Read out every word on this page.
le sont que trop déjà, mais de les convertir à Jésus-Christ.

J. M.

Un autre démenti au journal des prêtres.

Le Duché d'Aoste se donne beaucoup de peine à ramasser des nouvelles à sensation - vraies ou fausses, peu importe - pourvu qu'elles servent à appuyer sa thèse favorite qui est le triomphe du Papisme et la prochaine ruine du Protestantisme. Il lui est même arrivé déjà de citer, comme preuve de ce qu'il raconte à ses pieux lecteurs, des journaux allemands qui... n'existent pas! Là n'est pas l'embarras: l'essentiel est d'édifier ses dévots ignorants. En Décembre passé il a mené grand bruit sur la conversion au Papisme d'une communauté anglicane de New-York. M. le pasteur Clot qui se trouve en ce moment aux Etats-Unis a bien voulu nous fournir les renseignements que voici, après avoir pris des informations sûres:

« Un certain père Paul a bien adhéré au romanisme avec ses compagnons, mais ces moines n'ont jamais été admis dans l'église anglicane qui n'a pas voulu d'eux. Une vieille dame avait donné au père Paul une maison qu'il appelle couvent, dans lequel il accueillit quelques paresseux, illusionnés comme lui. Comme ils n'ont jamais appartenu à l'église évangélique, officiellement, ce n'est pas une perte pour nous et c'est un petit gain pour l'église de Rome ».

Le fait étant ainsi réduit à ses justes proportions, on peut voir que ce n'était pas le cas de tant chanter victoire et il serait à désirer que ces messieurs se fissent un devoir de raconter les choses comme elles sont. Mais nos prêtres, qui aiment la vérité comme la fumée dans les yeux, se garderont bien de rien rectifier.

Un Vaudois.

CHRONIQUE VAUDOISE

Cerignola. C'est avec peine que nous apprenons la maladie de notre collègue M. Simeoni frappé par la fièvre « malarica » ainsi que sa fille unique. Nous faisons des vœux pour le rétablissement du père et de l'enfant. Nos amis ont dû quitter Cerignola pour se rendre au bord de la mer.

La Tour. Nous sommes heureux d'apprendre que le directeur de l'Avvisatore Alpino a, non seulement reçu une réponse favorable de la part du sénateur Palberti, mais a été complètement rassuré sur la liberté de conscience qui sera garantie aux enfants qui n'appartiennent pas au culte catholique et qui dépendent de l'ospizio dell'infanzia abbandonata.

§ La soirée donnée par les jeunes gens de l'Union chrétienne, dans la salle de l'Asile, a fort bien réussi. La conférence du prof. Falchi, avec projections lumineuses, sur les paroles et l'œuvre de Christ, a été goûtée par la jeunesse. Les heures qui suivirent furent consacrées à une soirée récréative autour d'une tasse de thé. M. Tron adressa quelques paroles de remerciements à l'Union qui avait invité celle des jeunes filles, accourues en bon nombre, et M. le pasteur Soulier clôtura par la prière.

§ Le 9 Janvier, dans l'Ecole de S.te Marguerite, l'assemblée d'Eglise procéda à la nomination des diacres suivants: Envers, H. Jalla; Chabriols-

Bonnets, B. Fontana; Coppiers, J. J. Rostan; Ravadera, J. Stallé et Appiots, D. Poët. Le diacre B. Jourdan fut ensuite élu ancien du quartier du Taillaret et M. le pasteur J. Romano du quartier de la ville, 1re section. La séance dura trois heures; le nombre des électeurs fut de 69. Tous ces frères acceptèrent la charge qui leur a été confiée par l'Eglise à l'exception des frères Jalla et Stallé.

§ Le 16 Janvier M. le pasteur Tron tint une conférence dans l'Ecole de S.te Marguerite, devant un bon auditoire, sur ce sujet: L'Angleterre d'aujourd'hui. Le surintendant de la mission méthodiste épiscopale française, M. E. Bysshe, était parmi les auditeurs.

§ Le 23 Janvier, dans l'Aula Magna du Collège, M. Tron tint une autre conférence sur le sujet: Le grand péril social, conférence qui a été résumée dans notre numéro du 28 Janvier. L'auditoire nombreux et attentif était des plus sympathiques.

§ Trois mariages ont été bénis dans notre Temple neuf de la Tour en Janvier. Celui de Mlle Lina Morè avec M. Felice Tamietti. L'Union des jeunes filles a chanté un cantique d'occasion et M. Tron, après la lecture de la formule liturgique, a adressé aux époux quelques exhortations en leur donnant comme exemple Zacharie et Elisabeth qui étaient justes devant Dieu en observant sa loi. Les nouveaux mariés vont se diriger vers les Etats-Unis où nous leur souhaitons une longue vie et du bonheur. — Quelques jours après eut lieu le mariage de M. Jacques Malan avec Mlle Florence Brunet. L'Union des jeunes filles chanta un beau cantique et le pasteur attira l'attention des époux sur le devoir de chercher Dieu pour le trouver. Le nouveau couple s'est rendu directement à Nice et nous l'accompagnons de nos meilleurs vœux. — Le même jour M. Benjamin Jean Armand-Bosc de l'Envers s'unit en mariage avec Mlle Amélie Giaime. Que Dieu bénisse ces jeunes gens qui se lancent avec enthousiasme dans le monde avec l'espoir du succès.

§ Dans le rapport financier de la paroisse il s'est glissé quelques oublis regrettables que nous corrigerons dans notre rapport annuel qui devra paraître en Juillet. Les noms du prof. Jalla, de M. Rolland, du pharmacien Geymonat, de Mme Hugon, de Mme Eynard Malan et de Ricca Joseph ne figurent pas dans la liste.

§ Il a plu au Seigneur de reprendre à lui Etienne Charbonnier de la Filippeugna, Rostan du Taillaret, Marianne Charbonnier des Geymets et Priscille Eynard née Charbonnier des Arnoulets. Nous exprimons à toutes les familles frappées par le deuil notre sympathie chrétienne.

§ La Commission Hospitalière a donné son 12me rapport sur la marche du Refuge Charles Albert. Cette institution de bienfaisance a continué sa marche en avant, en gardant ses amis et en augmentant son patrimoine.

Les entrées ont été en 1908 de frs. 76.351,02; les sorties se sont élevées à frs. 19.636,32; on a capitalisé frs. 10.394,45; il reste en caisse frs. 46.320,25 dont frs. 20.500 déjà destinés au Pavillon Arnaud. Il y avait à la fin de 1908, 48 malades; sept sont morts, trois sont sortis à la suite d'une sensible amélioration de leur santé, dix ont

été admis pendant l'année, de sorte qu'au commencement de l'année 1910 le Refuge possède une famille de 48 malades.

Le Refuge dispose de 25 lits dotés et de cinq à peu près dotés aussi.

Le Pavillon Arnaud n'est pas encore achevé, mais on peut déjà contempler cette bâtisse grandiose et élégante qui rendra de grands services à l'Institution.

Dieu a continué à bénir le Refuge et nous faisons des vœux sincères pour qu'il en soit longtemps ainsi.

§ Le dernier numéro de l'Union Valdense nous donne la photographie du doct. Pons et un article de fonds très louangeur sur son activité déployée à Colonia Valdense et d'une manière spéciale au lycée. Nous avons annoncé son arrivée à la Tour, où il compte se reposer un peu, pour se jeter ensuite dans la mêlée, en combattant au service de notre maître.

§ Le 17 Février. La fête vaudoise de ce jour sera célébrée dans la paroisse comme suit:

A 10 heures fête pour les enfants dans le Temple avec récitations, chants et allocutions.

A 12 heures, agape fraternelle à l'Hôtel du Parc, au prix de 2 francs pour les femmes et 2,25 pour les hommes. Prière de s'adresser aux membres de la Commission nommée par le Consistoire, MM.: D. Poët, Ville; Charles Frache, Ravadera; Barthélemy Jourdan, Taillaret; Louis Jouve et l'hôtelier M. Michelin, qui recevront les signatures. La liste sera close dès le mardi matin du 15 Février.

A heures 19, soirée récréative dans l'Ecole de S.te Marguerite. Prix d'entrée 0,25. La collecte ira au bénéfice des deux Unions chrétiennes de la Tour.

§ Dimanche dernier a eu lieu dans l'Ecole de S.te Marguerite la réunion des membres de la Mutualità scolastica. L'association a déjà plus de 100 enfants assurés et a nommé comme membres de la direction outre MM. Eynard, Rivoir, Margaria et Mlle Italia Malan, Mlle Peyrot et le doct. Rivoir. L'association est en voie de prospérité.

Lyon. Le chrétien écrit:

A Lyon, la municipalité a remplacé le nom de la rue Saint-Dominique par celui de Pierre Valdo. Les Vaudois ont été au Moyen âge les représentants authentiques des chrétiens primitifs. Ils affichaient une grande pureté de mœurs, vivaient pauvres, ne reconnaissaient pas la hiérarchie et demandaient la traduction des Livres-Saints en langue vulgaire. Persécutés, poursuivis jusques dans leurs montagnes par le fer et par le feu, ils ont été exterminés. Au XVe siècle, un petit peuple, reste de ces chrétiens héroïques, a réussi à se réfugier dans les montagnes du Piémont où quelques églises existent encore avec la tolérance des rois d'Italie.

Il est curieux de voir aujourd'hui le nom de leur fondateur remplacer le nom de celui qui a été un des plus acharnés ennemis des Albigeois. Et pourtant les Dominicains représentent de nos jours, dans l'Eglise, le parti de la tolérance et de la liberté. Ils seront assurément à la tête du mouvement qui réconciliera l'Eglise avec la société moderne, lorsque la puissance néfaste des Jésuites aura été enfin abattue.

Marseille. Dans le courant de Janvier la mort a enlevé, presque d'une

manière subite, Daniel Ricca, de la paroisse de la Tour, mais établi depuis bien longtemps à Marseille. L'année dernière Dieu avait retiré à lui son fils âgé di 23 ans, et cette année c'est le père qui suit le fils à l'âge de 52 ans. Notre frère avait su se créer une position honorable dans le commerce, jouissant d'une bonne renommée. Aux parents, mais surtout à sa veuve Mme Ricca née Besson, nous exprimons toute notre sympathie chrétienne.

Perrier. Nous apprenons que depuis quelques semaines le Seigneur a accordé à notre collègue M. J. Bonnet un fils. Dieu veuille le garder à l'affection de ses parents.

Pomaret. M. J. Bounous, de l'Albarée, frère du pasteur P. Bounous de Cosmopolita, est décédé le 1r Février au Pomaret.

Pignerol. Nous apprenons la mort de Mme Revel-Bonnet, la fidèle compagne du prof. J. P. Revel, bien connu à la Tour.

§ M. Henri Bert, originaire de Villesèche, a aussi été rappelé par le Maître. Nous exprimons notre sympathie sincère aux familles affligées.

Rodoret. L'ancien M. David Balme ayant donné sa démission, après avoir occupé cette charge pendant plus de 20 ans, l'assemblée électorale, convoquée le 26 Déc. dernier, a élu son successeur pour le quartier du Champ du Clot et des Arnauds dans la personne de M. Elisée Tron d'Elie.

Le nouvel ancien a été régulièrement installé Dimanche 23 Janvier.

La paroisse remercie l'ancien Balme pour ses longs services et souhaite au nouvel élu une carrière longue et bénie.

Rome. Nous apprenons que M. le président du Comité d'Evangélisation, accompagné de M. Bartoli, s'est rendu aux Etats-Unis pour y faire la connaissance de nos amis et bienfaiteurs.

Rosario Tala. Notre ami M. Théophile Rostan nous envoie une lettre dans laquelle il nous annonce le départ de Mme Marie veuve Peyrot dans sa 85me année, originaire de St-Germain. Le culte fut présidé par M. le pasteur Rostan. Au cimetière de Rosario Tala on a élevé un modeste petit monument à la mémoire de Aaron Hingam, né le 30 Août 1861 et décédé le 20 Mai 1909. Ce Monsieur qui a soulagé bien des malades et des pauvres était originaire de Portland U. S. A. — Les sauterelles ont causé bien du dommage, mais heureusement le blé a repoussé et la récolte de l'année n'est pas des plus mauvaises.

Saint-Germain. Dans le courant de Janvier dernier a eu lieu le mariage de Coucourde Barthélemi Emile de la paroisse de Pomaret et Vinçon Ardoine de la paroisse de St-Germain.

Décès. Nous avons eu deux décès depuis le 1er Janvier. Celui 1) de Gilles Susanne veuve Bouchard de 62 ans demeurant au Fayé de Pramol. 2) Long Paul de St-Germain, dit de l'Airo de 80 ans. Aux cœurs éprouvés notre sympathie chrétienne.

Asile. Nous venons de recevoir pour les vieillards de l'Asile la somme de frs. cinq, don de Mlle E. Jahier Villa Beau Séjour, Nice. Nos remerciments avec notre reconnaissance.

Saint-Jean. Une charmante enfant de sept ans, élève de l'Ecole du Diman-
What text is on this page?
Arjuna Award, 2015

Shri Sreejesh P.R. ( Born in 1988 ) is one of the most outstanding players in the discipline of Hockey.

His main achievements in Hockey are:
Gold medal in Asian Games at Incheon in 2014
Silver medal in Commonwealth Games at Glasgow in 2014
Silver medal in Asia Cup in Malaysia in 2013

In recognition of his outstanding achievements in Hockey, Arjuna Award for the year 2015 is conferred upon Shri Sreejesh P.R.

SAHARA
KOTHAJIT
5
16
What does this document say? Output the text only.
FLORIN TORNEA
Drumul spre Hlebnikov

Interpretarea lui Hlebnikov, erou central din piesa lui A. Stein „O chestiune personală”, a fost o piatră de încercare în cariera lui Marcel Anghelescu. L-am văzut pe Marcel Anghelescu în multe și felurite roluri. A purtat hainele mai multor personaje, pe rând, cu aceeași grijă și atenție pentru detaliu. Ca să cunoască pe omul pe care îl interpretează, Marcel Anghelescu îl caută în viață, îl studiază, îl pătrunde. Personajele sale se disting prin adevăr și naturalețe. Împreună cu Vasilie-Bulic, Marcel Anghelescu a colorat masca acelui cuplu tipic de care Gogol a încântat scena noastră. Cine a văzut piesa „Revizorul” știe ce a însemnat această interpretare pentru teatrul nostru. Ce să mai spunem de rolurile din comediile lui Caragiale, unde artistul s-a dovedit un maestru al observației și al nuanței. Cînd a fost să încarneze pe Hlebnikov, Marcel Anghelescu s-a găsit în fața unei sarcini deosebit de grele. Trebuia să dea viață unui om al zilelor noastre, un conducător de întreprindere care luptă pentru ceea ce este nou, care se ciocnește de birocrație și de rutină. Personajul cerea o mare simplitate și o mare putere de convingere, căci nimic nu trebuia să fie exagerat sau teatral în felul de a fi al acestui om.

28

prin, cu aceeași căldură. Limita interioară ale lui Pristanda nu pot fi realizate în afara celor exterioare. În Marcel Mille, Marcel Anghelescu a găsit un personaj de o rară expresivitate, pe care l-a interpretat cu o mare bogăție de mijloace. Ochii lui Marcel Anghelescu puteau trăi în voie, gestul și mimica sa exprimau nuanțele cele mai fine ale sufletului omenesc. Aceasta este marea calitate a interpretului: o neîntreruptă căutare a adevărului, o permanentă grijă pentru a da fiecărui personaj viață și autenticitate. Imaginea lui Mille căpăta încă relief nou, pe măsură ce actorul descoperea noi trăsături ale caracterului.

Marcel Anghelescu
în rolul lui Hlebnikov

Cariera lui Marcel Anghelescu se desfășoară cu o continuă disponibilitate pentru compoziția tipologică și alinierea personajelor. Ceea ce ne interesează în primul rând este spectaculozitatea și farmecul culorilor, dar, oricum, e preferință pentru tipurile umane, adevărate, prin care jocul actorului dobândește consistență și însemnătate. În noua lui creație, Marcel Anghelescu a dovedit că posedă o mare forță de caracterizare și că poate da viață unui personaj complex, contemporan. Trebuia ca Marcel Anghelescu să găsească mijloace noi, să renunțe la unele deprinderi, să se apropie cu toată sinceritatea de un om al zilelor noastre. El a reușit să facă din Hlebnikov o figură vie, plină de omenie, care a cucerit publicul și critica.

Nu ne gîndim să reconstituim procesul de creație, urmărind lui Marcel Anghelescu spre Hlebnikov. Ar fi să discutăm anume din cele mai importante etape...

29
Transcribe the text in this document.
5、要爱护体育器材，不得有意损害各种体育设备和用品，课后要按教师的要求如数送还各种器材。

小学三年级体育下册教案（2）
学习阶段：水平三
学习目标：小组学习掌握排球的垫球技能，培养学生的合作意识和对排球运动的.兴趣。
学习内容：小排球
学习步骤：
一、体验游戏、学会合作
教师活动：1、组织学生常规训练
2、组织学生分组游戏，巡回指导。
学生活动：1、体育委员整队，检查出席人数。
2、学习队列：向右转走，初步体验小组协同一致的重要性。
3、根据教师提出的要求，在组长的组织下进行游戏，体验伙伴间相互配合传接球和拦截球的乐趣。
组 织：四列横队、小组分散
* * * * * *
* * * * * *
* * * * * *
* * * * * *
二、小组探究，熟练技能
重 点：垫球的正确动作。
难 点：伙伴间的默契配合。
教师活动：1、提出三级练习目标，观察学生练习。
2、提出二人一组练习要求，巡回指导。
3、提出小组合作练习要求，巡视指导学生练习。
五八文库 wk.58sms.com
***
__GOAL OF THE EXERCISE__:
How many lines in these entries contain the string "fête"? State the number and nothing more.

__EXPECTED ANSWER__:
2